## Records provided
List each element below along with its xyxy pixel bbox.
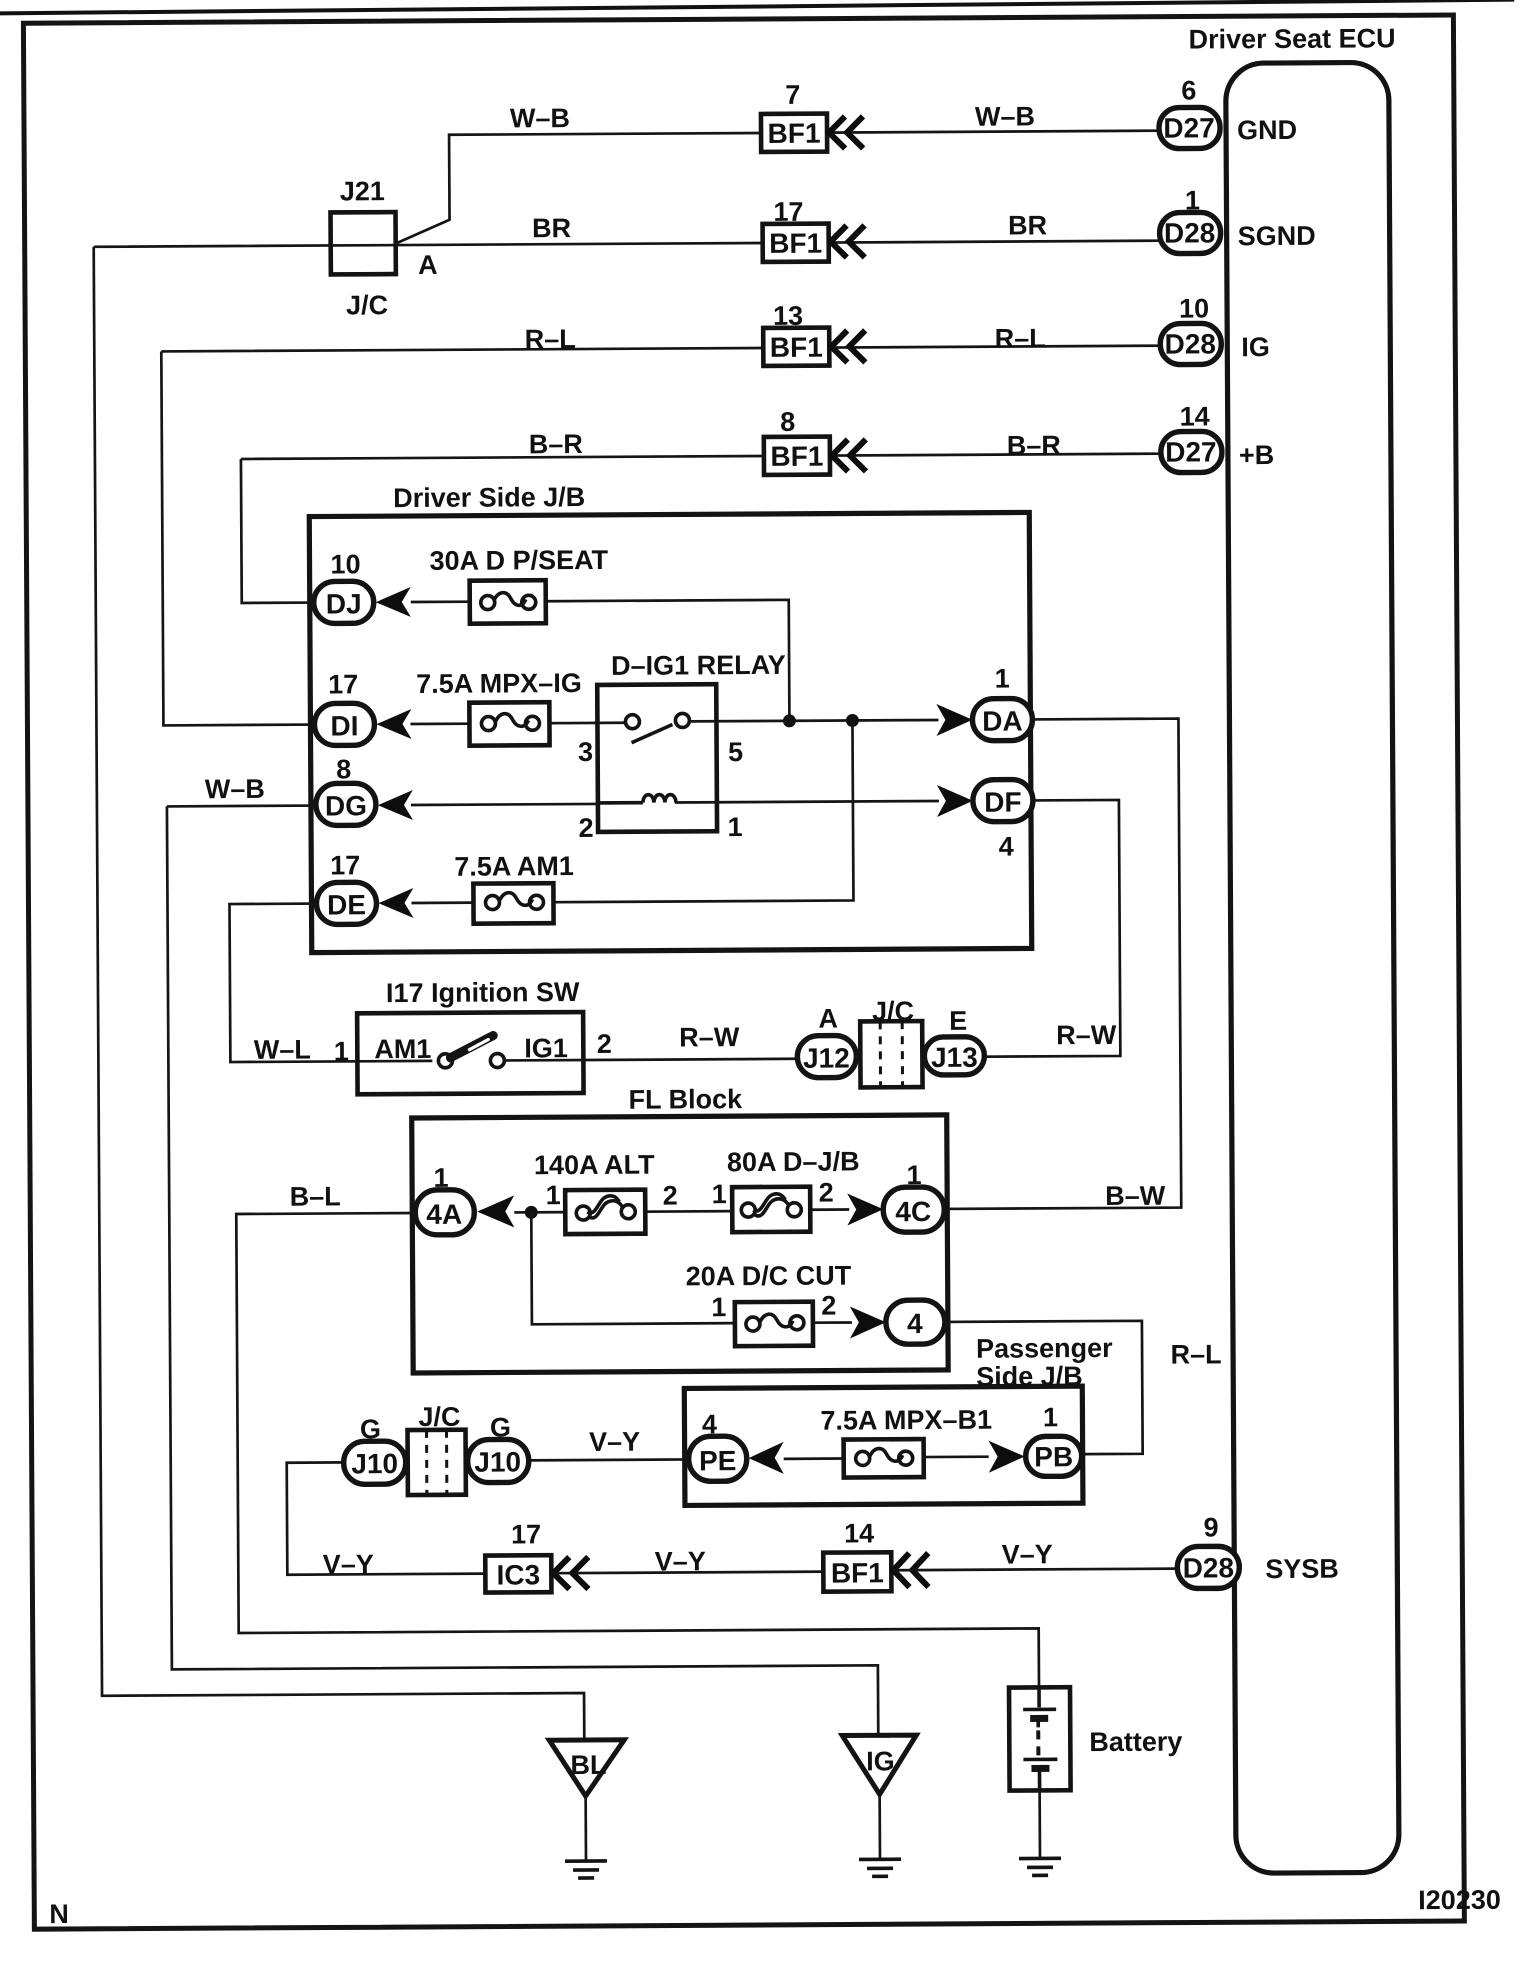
svg-text:DF: DF xyxy=(984,786,1022,817)
wire DJ row fuse to junction xyxy=(411,600,790,720)
svg-text:14: 14 xyxy=(1180,401,1210,431)
svg-text:DE: DE xyxy=(327,889,366,920)
connector BF1 pin 7 xyxy=(761,80,827,152)
arrow at DE xyxy=(378,888,413,918)
svg-text:2: 2 xyxy=(821,1291,836,1321)
svg-text:R–L: R–L xyxy=(995,323,1046,353)
wire V-Y BF1 to SYSB xyxy=(892,1569,1177,1571)
svg-text:B–W: B–W xyxy=(1105,1181,1166,1211)
svg-text:D28: D28 xyxy=(1164,217,1216,248)
svg-text:R–W: R–W xyxy=(1056,1020,1117,1050)
svg-text:W–B: W–B xyxy=(205,774,265,804)
svg-text:SYSB: SYSB xyxy=(1265,1554,1339,1584)
svg-text:1: 1 xyxy=(906,1160,921,1190)
svg-text:8: 8 xyxy=(780,407,795,437)
arrow at 4C xyxy=(847,1193,883,1225)
svg-text:4: 4 xyxy=(907,1308,923,1339)
connector BF1 pin 17 xyxy=(762,197,828,262)
svg-text:7.5A MPX–B1: 7.5A MPX–B1 xyxy=(820,1405,992,1436)
svg-text:+B: +B xyxy=(1239,440,1274,470)
svg-text:A: A xyxy=(818,1004,838,1034)
pin DG 8 xyxy=(316,754,376,825)
svg-text:2: 2 xyxy=(819,1178,834,1208)
fusible link 140A ALT xyxy=(534,1149,678,1234)
wire B-R down to DJ xyxy=(241,459,316,603)
svg-text:BL: BL xyxy=(570,1750,606,1780)
wire DE row to junction xyxy=(410,720,853,903)
svg-text:13: 13 xyxy=(773,301,803,331)
battery xyxy=(1009,1687,1183,1791)
svg-text:W–B: W–B xyxy=(510,103,570,133)
relay D-IG1 RELAY xyxy=(578,650,787,843)
svg-text:J10: J10 xyxy=(474,1446,521,1477)
ground at IG xyxy=(859,1859,901,1876)
ground point triangle IG xyxy=(842,1735,916,1794)
Passenger Side J/B box xyxy=(684,1333,1114,1505)
arrow at DJ xyxy=(376,587,411,617)
relay coil xyxy=(599,794,676,802)
fuse 7.5A MPX-B1 xyxy=(820,1405,992,1478)
ECU pin D27-6 GND xyxy=(1159,75,1297,149)
junction connector J21 J/C xyxy=(330,176,438,321)
svg-text:14: 14 xyxy=(844,1518,874,1548)
svg-text:17: 17 xyxy=(773,197,803,227)
svg-text:I20230: I20230 xyxy=(1418,1885,1501,1915)
wire R-L from 4 to PB xyxy=(945,1321,1143,1455)
svg-text:1: 1 xyxy=(1043,1402,1058,1432)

## What you have to do
Repeat the lines of the material verbatim, starting at the line that contains "svg-text:DF: DF xyxy=(984,786,1022,817)" and stopping after the line that contains "svg-text:W–B: W–B xyxy=(205,774,265,804)".

## Full answer
svg-text:DF: DF xyxy=(984,786,1022,817)
wire DJ row fuse to junction xyxy=(411,600,790,720)
svg-text:14: 14 xyxy=(1180,401,1210,431)
svg-text:DE: DE xyxy=(327,889,366,920)
connector BF1 pin 7 xyxy=(761,80,827,152)
arrow at DE xyxy=(378,888,413,918)
svg-text:2: 2 xyxy=(821,1291,836,1321)
svg-text:R–L: R–L xyxy=(995,323,1046,353)
wire V-Y BF1 to SYSB xyxy=(892,1569,1177,1571)
svg-text:B–W: B–W xyxy=(1105,1181,1166,1211)
svg-text:D28: D28 xyxy=(1164,217,1216,248)
svg-text:R–W: R–W xyxy=(1056,1020,1117,1050)
svg-text:W–B: W–B xyxy=(205,774,265,804)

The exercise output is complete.